» **Brief**:
Search the material for the string "JSON" and copy each line where it occurs.

» **Stored items**:
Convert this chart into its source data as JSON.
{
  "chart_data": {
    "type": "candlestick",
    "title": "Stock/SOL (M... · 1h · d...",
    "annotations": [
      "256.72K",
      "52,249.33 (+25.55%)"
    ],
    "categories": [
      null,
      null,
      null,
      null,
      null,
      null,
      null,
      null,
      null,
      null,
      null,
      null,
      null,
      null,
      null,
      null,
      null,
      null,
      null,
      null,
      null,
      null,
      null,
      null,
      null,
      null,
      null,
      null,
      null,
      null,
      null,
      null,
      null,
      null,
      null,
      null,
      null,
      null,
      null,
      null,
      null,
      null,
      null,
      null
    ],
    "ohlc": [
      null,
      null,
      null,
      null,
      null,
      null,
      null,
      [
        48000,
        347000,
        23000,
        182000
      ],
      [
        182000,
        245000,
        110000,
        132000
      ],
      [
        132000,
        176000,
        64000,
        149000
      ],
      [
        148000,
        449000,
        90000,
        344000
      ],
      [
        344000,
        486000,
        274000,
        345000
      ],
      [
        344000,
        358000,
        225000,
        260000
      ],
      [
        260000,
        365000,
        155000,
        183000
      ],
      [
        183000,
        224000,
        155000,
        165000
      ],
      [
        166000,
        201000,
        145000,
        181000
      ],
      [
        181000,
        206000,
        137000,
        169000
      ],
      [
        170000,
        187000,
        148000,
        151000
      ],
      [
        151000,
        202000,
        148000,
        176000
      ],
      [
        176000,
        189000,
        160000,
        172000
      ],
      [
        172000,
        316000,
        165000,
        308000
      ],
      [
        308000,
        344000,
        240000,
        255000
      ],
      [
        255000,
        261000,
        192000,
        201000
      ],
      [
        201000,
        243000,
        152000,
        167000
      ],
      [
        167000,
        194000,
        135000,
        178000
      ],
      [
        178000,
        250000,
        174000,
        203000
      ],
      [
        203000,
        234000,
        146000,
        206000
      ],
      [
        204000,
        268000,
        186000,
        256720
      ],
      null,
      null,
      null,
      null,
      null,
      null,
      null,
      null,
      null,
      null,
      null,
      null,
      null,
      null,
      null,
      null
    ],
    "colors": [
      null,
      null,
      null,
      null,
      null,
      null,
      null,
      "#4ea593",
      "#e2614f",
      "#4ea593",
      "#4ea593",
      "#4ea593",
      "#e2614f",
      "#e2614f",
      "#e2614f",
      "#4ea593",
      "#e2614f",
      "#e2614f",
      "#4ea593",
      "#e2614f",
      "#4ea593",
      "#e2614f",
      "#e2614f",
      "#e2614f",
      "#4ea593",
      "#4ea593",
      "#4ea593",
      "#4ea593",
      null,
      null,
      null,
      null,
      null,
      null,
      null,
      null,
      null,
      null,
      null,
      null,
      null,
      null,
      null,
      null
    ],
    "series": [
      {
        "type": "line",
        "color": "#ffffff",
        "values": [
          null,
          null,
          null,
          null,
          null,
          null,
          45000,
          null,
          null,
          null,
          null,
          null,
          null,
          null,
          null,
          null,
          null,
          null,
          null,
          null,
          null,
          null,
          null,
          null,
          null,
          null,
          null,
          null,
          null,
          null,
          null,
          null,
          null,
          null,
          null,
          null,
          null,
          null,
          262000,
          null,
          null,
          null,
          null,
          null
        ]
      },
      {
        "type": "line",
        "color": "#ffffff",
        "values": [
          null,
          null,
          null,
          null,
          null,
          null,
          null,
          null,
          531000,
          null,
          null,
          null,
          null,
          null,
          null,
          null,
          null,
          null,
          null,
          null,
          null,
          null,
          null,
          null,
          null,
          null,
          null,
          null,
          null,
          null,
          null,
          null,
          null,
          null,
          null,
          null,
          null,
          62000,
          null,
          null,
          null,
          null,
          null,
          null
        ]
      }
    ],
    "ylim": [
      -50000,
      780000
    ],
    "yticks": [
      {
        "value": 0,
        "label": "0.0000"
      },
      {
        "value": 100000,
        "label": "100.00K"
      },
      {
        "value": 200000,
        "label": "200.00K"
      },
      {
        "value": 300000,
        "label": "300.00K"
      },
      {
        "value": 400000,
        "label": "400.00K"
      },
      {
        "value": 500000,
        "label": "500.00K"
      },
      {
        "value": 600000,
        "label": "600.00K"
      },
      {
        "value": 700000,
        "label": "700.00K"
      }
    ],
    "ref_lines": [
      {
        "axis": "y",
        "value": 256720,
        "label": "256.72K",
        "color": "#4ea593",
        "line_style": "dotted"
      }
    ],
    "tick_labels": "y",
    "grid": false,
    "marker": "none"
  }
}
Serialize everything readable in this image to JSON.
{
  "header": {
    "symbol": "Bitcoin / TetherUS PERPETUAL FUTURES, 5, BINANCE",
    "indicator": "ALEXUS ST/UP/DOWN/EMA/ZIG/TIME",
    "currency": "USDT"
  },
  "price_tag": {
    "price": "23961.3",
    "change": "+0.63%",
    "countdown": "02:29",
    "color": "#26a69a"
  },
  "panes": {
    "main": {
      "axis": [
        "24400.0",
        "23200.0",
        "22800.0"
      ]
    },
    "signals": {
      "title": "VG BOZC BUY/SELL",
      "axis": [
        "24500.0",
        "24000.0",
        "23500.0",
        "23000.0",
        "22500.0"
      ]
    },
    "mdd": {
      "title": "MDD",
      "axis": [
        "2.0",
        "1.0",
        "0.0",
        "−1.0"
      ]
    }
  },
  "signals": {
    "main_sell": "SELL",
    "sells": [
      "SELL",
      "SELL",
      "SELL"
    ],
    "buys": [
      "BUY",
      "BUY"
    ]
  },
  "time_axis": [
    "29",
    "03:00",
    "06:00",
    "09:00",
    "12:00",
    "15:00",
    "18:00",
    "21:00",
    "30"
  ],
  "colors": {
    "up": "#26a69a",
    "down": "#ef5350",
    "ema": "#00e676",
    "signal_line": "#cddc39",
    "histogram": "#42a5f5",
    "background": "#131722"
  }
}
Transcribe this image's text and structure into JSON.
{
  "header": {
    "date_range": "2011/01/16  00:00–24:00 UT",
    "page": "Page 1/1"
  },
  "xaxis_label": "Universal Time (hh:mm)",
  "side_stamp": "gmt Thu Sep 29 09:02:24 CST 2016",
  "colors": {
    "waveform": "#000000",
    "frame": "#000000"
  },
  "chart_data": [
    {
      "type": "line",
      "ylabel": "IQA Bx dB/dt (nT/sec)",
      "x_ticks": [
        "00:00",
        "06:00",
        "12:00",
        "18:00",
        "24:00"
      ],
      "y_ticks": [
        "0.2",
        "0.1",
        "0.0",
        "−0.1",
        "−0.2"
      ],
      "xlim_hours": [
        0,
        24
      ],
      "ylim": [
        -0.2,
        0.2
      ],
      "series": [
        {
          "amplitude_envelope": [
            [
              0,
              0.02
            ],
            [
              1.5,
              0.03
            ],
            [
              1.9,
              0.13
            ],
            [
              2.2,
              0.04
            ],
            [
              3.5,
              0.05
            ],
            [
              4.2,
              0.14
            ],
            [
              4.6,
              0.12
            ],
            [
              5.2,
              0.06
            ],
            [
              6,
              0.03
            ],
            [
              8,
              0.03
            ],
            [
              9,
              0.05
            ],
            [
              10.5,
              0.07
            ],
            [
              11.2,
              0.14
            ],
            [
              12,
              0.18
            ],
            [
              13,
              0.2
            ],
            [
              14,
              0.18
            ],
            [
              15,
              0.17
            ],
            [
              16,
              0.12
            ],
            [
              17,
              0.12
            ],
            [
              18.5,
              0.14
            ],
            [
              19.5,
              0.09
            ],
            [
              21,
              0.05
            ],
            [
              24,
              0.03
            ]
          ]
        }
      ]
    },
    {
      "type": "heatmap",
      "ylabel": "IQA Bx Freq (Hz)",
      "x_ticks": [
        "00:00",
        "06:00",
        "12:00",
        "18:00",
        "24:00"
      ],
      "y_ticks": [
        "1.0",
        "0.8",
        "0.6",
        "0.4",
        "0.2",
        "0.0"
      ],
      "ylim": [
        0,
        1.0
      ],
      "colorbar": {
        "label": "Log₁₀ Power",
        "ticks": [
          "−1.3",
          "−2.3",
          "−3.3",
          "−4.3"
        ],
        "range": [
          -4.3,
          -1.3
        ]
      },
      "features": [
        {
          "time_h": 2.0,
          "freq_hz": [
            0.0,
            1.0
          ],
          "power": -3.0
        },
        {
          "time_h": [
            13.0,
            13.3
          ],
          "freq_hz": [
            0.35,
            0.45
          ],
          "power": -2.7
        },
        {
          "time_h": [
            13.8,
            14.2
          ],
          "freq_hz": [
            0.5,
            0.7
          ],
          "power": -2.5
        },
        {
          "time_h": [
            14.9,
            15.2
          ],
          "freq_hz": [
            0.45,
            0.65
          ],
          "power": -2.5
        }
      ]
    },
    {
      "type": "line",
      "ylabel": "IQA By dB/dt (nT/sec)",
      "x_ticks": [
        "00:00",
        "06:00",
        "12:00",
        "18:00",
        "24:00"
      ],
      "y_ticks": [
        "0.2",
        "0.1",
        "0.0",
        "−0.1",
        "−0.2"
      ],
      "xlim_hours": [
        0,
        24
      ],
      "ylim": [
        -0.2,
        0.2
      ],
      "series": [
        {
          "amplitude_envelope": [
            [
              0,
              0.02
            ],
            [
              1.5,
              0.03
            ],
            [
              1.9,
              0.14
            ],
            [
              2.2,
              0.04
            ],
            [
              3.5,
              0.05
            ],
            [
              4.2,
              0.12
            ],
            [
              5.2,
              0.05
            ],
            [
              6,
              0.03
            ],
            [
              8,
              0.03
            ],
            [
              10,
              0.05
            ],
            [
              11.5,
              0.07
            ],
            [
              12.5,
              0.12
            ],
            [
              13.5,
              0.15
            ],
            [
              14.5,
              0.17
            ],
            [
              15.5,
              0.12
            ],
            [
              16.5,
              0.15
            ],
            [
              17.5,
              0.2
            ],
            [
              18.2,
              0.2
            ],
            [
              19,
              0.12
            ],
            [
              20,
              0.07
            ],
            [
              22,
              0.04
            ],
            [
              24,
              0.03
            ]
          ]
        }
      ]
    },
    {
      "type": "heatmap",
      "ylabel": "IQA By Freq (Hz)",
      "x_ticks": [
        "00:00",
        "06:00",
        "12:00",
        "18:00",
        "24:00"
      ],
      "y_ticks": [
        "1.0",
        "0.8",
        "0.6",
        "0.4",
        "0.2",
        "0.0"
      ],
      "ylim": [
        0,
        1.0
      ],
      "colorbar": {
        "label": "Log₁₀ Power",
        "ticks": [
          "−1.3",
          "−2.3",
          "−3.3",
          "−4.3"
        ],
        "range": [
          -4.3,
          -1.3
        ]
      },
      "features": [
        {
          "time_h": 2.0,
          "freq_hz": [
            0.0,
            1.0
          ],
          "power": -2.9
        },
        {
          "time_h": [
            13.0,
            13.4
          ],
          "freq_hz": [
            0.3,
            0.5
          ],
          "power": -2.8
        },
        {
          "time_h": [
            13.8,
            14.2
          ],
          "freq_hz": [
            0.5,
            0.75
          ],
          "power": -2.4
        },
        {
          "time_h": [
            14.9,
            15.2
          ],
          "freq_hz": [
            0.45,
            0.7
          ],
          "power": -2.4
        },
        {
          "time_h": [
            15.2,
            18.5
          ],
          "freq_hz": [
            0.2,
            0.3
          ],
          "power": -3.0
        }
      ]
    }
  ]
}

» **Completed exercise**:
Convert this chart into its source data as JSON.
Serialize everything readable in this image to JSON.
Transcribe this image's text and structure into JSON.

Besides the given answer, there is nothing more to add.